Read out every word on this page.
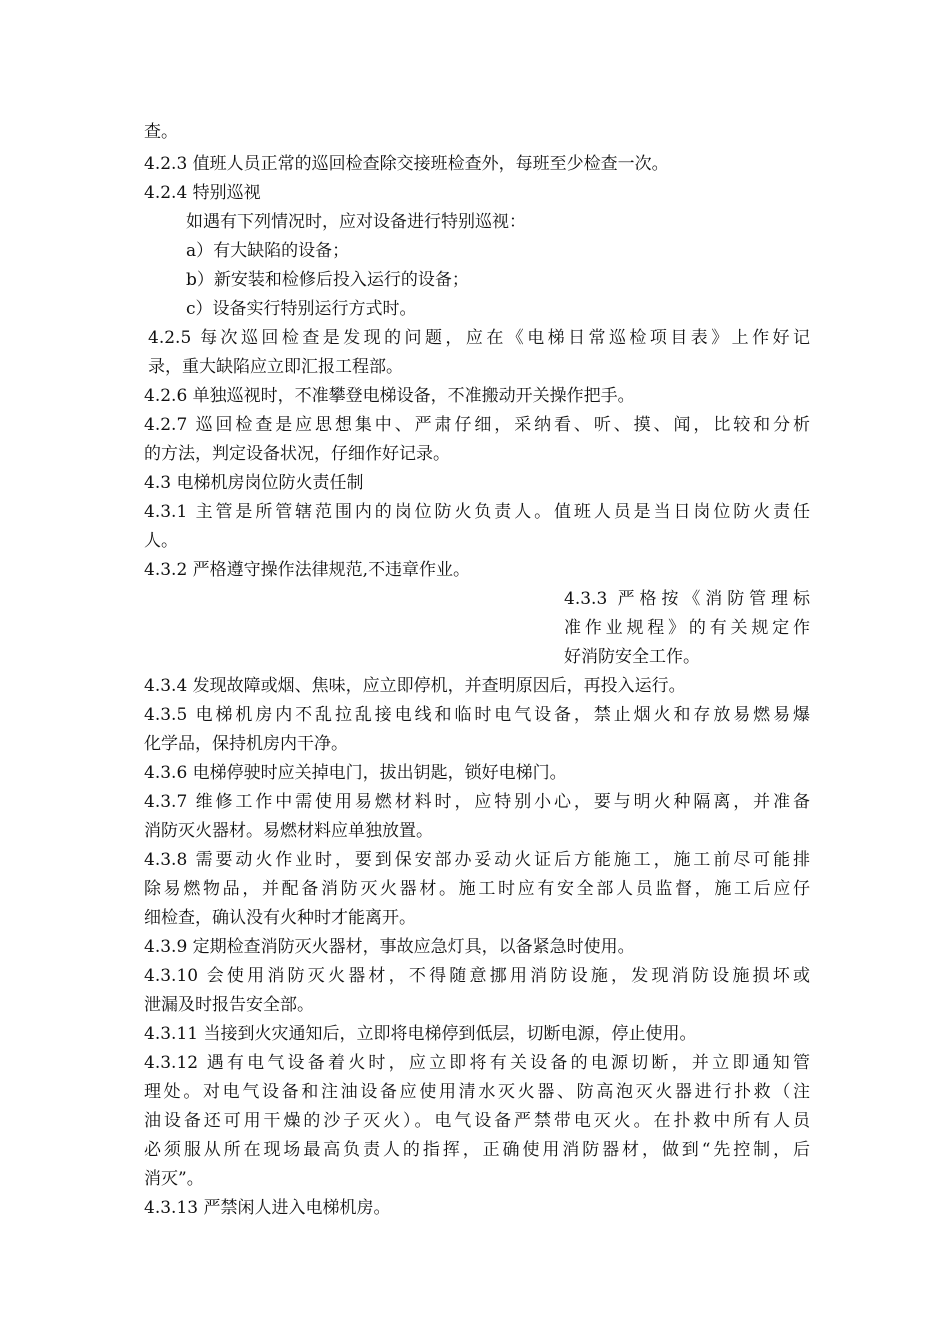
查。
4.2.3 值班人员正常的巡回检查除交接班检查外，每班至少检查一次。
4.2.4 特别巡视
如遇有下列情况时，应对设备进行特别巡视：
a）有大缺陷的设备；
b）新安装和检修后投入运行的设备；
c）设备实行特别运行方式时。
4.2.5 每次巡回检查是发现的问题，应在《电梯日常巡检项目表》上作好记
录，重大缺陷应立即汇报工程部。
4.2.6 单独巡视时，不准攀登电梯设备，不准搬动开关操作把手。
4.2.7 巡回检查是应思想集中、严肃仔细，采纳看、听、摸、闻，比较和分析
的方法，判定设备状况，仔细作好记录。
4.3 电梯机房岗位防火责任制
4.3.1 主管是所管辖范围内的岗位防火负责人。值班人员是当日岗位防火责任
人。
4.3.2 严格遵守操作法律规范,不违章作业。
4.3.3 严格按《消防管理标
准作业规程》的有关规定作
好消防安全工作。
4.3.4 发现故障或烟、焦味，应立即停机，并查明原因后，再投入运行。
4.3.5 电梯机房内不乱拉乱接电线和临时电气设备，禁止烟火和存放易燃易爆
化学品，保持机房内干净。
4.3.6 电梯停驶时应关掉电门，拔出钥匙，锁好电梯门。
4.3.7 维修工作中需使用易燃材料时，应特别小心，要与明火种隔离，并准备
消防灭火器材。易燃材料应单独放置。
4.3.8 需要动火作业时，要到保安部办妥动火证后方能施工，施工前尽可能排
除易燃物品，并配备消防灭火器材。施工时应有安全部人员监督，施工后应仔
细检查，确认没有火种时才能离开。
4.3.9 定期检查消防灭火器材，事故应急灯具，以备紧急时使用。
4.3.10 会使用消防灭火器材，不得随意挪用消防设施，发现消防设施损坏或
泄漏及时报告安全部。
4.3.11 当接到火灾通知后，立即将电梯停到低层，切断电源，停止使用。
4.3.12 遇有电气设备着火时，应立即将有关设备的电源切断，并立即通知管
理处。对电气设备和注油设备应使用清水灭火器、防高泡灭火器进行扑救（注
油设备还可用干燥的沙子灭火）。电气设备严禁带电灭火。在扑救中所有人员
必须服从所在现场最高负责人的指挥，正确使用消防器材，做到“先控制，后
消灭”。
4.3.13 严禁闲人进入电梯机房。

● **Problem requirements**
What you return should match the records above word for word, minus the pictures.

● **Exercise output**
Read out every word on this page.
查。
4.2.3 值班人员正常的巡回检查除交接班检查外，每班至少检查一次。
4.2.4 特别巡视
如遇有下列情况时，应对设备进行特别巡视：
a）有大缺陷的设备；
b）新安装和检修后投入运行的设备；
c）设备实行特别运行方式时。
4.2.5 每次巡回检查是发现的问题，应在《电梯日常巡检项目表》上作好记
录，重大缺陷应立即汇报工程部。
4.2.6 单独巡视时，不准攀登电梯设备，不准搬动开关操作把手。
4.2.7 巡回检查是应思想集中、严肃仔细，采纳看、听、摸、闻，比较和分析
的方法，判定设备状况，仔细作好记录。
4.3 电梯机房岗位防火责任制
4.3.1 主管是所管辖范围内的岗位防火负责人。值班人员是当日岗位防火责任
人。
4.3.2 严格遵守操作法律规范,不违章作业。
4.3.3 严格按《消防管理标
准作业规程》的有关规定作
好消防安全工作。
4.3.4 发现故障或烟、焦味，应立即停机，并查明原因后，再投入运行。
4.3.5 电梯机房内不乱拉乱接电线和临时电气设备，禁止烟火和存放易燃易爆
化学品，保持机房内干净。
4.3.6 电梯停驶时应关掉电门，拔出钥匙，锁好电梯门。
4.3.7 维修工作中需使用易燃材料时，应特别小心，要与明火种隔离，并准备
消防灭火器材。易燃材料应单独放置。
4.3.8 需要动火作业时，要到保安部办妥动火证后方能施工，施工前尽可能排
除易燃物品，并配备消防灭火器材。施工时应有安全部人员监督，施工后应仔
细检查，确认没有火种时才能离开。
4.3.9 定期检查消防灭火器材，事故应急灯具，以备紧急时使用。
4.3.10 会使用消防灭火器材，不得随意挪用消防设施，发现消防设施损坏或
泄漏及时报告安全部。
4.3.11 当接到火灾通知后，立即将电梯停到低层，切断电源，停止使用。
4.3.12 遇有电气设备着火时，应立即将有关设备的电源切断，并立即通知管
理处。对电气设备和注油设备应使用清水灭火器、防高泡灭火器进行扑救（注
油设备还可用干燥的沙子灭火）。电气设备严禁带电灭火。在扑救中所有人员
必须服从所在现场最高负责人的指挥，正确使用消防器材，做到“先控制，后
消灭”。
4.3.13 严禁闲人进入电梯机房。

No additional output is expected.